* Directions
Every line must be returned precisely as it is written.

* Supplied records

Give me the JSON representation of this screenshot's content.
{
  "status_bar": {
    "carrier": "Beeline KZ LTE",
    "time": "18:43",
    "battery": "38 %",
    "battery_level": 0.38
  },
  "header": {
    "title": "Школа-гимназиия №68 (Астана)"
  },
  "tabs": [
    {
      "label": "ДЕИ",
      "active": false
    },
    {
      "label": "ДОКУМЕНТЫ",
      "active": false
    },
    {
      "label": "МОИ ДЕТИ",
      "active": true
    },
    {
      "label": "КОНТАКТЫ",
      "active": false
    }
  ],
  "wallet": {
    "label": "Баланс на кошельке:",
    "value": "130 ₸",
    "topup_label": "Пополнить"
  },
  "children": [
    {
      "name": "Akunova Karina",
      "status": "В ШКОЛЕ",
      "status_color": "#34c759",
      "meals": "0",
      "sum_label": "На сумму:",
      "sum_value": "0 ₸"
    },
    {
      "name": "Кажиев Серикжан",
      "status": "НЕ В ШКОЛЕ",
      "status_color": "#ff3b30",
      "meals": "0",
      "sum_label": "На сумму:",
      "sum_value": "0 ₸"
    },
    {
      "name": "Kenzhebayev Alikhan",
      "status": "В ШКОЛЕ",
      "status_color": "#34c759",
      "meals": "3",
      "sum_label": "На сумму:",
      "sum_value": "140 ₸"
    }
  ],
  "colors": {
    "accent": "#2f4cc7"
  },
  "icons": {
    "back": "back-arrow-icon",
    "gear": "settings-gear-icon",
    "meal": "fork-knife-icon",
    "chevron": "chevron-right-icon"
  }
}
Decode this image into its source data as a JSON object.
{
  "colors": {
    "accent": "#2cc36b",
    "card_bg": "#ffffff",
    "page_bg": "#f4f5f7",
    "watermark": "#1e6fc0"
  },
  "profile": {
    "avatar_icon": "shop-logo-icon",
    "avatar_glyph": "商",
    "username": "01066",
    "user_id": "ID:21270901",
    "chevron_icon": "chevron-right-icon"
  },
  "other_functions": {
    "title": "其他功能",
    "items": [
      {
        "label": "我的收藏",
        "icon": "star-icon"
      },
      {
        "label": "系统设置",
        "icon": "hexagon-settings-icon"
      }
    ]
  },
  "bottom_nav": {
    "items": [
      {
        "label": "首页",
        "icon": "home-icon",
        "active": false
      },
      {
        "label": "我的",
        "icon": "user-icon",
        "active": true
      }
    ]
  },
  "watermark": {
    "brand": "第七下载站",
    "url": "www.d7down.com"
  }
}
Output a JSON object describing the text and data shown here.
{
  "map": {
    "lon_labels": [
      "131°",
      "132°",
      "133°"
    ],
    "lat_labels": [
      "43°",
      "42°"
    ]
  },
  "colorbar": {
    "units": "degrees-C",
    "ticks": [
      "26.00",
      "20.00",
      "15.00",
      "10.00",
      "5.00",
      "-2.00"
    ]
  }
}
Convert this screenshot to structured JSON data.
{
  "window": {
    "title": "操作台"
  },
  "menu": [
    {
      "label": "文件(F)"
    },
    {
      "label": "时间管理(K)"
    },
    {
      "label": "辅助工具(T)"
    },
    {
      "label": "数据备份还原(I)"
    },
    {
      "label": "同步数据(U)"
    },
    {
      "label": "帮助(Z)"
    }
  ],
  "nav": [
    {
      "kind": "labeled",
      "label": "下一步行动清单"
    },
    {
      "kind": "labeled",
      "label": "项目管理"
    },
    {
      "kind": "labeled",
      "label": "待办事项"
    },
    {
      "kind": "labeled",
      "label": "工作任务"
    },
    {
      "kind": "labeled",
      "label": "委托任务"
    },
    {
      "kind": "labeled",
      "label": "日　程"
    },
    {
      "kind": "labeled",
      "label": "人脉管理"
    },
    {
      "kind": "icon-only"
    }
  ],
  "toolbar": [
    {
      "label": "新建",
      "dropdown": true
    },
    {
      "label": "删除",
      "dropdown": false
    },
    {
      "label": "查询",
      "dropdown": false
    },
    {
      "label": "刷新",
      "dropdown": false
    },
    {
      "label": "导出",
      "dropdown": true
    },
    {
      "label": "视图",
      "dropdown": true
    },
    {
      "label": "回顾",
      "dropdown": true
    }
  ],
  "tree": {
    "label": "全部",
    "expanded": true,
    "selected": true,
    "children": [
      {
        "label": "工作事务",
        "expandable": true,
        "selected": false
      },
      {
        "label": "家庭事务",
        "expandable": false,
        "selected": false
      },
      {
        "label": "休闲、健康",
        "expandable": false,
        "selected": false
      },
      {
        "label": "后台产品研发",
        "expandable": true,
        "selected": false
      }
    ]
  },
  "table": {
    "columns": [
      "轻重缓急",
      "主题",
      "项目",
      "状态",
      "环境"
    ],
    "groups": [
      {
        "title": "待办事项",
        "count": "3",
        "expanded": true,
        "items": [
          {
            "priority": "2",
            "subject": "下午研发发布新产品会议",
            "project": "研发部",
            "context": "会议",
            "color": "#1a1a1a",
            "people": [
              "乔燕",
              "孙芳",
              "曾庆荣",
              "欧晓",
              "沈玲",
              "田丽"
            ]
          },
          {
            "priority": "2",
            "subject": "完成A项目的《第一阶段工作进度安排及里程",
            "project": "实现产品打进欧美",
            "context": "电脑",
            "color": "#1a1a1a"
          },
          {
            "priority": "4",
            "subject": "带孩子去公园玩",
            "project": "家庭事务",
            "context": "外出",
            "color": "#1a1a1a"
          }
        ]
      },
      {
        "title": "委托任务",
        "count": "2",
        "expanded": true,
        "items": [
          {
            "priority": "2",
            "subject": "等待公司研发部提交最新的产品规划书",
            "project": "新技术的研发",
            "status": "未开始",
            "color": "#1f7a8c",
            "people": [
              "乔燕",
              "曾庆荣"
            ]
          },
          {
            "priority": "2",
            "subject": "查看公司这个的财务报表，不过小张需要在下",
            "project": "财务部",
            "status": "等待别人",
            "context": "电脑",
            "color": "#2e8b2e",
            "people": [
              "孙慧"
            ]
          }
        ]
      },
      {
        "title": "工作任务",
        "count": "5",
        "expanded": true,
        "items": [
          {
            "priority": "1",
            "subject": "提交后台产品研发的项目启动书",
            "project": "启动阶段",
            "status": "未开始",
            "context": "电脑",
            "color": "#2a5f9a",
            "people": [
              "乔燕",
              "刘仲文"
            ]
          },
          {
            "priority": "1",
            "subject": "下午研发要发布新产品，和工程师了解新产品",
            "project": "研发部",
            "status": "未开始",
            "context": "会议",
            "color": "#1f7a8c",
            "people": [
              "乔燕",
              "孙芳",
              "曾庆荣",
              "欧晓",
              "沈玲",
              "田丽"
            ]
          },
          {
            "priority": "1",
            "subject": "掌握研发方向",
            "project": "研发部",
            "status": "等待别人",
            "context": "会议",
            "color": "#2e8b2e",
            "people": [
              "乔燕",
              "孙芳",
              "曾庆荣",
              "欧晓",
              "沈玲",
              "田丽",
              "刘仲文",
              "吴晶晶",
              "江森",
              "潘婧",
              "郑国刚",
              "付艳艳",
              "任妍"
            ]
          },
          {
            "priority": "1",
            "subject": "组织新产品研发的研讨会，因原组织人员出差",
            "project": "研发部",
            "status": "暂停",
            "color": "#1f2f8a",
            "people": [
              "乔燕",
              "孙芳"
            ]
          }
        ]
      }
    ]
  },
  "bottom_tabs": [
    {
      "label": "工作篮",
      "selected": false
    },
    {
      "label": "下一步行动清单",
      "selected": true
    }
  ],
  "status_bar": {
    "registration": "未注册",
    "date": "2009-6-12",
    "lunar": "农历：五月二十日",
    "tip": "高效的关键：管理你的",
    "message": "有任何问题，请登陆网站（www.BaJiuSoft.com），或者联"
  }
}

* Output for this exercise
Give me the JSON representation of this screenshot's content.
{
  "status_bar": {
    "carrier": "Beeline KZ LTE",
    "time": "18:43",
    "battery": "38 %",
    "battery_level": 0.38
  },
  "header": {
    "title": "Школа-гимназиия №68 (Астана)"
  },
  "tabs": [
    {
      "label": "ДЕИ",
      "active": false
    },
    {
      "label": "ДОКУМЕНТЫ",
      "active": false
    },
    {
      "label": "МОИ ДЕТИ",
      "active": true
    },
    {
      "label": "КОНТАКТЫ",
      "active": false
    }
  ],
  "wallet": {
    "label": "Баланс на кошельке:",
    "value": "130 ₸",
    "topup_label": "Пополнить"
  },
  "children": [
    {
      "name": "Akunova Karina",
      "status": "В ШКОЛЕ",
      "status_color": "#34c759",
      "meals": "0",
      "sum_label": "На сумму:",
      "sum_value": "0 ₸"
    },
    {
      "name": "Кажиев Серикжан",
      "status": "НЕ В ШКОЛЕ",
      "status_color": "#ff3b30",
      "meals": "0",
      "sum_label": "На сумму:",
      "sum_value": "0 ₸"
    },
    {
      "name": "Kenzhebayev Alikhan",
      "status": "В ШКОЛЕ",
      "status_color": "#34c759",
      "meals": "3",
      "sum_label": "На сумму:",
      "sum_value": "140 ₸"
    }
  ],
  "colors": {
    "accent": "#2f4cc7"
  },
  "icons": {
    "back": "back-arrow-icon",
    "gear": "settings-gear-icon",
    "meal": "fork-knife-icon",
    "chevron": "chevron-right-icon"
  }
}
Decode this image into its source data as a JSON object.
{
  "colors": {
    "accent": "#2cc36b",
    "card_bg": "#ffffff",
    "page_bg": "#f4f5f7",
    "watermark": "#1e6fc0"
  },
  "profile": {
    "avatar_icon": "shop-logo-icon",
    "avatar_glyph": "商",
    "username": "01066",
    "user_id": "ID:21270901",
    "chevron_icon": "chevron-right-icon"
  },
  "other_functions": {
    "title": "其他功能",
    "items": [
      {
        "label": "我的收藏",
        "icon": "star-icon"
      },
      {
        "label": "系统设置",
        "icon": "hexagon-settings-icon"
      }
    ]
  },
  "bottom_nav": {
    "items": [
      {
        "label": "首页",
        "icon": "home-icon",
        "active": false
      },
      {
        "label": "我的",
        "icon": "user-icon",
        "active": true
      }
    ]
  },
  "watermark": {
    "brand": "第七下载站",
    "url": "www.d7down.com"
  }
}
Output a JSON object describing the text and data shown here.
{
  "map": {
    "lon_labels": [
      "131°",
      "132°",
      "133°"
    ],
    "lat_labels": [
      "43°",
      "42°"
    ]
  },
  "colorbar": {
    "units": "degrees-C",
    "ticks": [
      "26.00",
      "20.00",
      "15.00",
      "10.00",
      "5.00",
      "-2.00"
    ]
  }
}
Convert this screenshot to structured JSON data.
{
  "window": {
    "title": "操作台"
  },
  "menu": [
    {
      "label": "文件(F)"
    },
    {
      "label": "时间管理(K)"
    },
    {
      "label": "辅助工具(T)"
    },
    {
      "label": "数据备份还原(I)"
    },
    {
      "label": "同步数据(U)"
    },
    {
      "label": "帮助(Z)"
    }
  ],
  "nav": [
    {
      "kind": "labeled",
      "label": "下一步行动清单"
    },
    {
      "kind": "labeled",
      "label": "项目管理"
    },
    {
      "kind": "labeled",
      "label": "待办事项"
    },
    {
      "kind": "labeled",
      "label": "工作任务"
    },
    {
      "kind": "labeled",
      "label": "委托任务"
    },
    {
      "kind": "labeled",
      "label": "日　程"
    },
    {
      "kind": "labeled",
      "label": "人脉管理"
    },
    {
      "kind": "icon-only"
    }
  ],
  "toolbar": [
    {
      "label": "新建",
      "dropdown": true
    },
    {
      "label": "删除",
      "dropdown": false
    },
    {
      "label": "查询",
      "dropdown": false
    },
    {
      "label": "刷新",
      "dropdown": false
    },
    {
      "label": "导出",
      "dropdown": true
    },
    {
      "label": "视图",
      "dropdown": true
    },
    {
      "label": "回顾",
      "dropdown": true
    }
  ],
  "tree": {
    "label": "全部",
    "expanded": true,
    "selected": true,
    "children": [
      {
        "label": "工作事务",
        "expandable": true,
        "selected": false
      },
      {
        "label": "家庭事务",
        "expandable": false,
        "selected": false
      },
      {
        "label": "休闲、健康",
        "expandable": false,
        "selected": false
      },
      {
        "label": "后台产品研发",
        "expandable": true,
        "selected": false
      }
    ]
  },
  "table": {
    "columns": [
      "轻重缓急",
      "主题",
      "项目",
      "状态",
      "环境"
    ],
    "groups": [
      {
        "title": "待办事项",
        "count": "3",
        "expanded": true,
        "items": [
          {
            "priority": "2",
            "subject": "下午研发发布新产品会议",
            "project": "研发部",
            "context": "会议",
            "color": "#1a1a1a",
            "people": [
              "乔燕",
              "孙芳",
              "曾庆荣",
              "欧晓",
              "沈玲",
              "田丽"
            ]
          },
          {
            "priority": "2",
            "subject": "完成A项目的《第一阶段工作进度安排及里程",
            "project": "实现产品打进欧美",
            "context": "电脑",
            "color": "#1a1a1a"
          },
          {
            "priority": "4",
            "subject": "带孩子去公园玩",
            "project": "家庭事务",
            "context": "外出",
            "color": "#1a1a1a"
          }
        ]
      },
      {
        "title": "委托任务",
        "count": "2",
        "expanded": true,
        "items": [
          {
            "priority": "2",
            "subject": "等待公司研发部提交最新的产品规划书",
            "project": "新技术的研发",
            "status": "未开始",
            "color": "#1f7a8c",
            "people": [
              "乔燕",
              "曾庆荣"
            ]
          },
          {
            "priority": "2",
            "subject": "查看公司这个的财务报表，不过小张需要在下",
            "project": "财务部",
            "status": "等待别人",
            "context": "电脑",
            "color": "#2e8b2e",
            "people": [
              "孙慧"
            ]
          }
        ]
      },
      {
        "title": "工作任务",
        "count": "5",
        "expanded": true,
        "items": [
          {
            "priority": "1",
            "subject": "提交后台产品研发的项目启动书",
            "project": "启动阶段",
            "status": "未开始",
            "context": "电脑",
            "color": "#2a5f9a",
            "people": [
              "乔燕",
              "刘仲文"
            ]
          },
          {
            "priority": "1",
            "subject": "下午研发要发布新产品，和工程师了解新产品",
            "project": "研发部",
            "status": "未开始",
            "context": "会议",
            "color": "#1f7a8c",
            "people": [
              "乔燕",
              "孙芳",
              "曾庆荣",
              "欧晓",
              "沈玲",
              "田丽"
            ]
          },
          {
            "priority": "1",
            "subject": "掌握研发方向",
            "project": "研发部",
            "status": "等待别人",
            "context": "会议",
            "color": "#2e8b2e",
            "people": [
              "乔燕",
              "孙芳",
              "曾庆荣",
              "欧晓",
              "沈玲",
              "田丽",
              "刘仲文",
              "吴晶晶",
              "江森",
              "潘婧",
              "郑国刚",
              "付艳艳",
              "任妍"
            ]
          },
          {
            "priority": "1",
            "subject": "组织新产品研发的研讨会，因原组织人员出差",
            "project": "研发部",
            "status": "暂停",
            "color": "#1f2f8a",
            "people": [
              "乔燕",
              "孙芳"
            ]
          }
        ]
      }
    ]
  },
  "bottom_tabs": [
    {
      "label": "工作篮",
      "selected": false
    },
    {
      "label": "下一步行动清单",
      "selected": true
    }
  ],
  "status_bar": {
    "registration": "未注册",
    "date": "2009-6-12",
    "lunar": "农历：五月二十日",
    "tip": "高效的关键：管理你的",
    "message": "有任何问题，请登陆网站（www.BaJiuSoft.com），或者联"
  }
}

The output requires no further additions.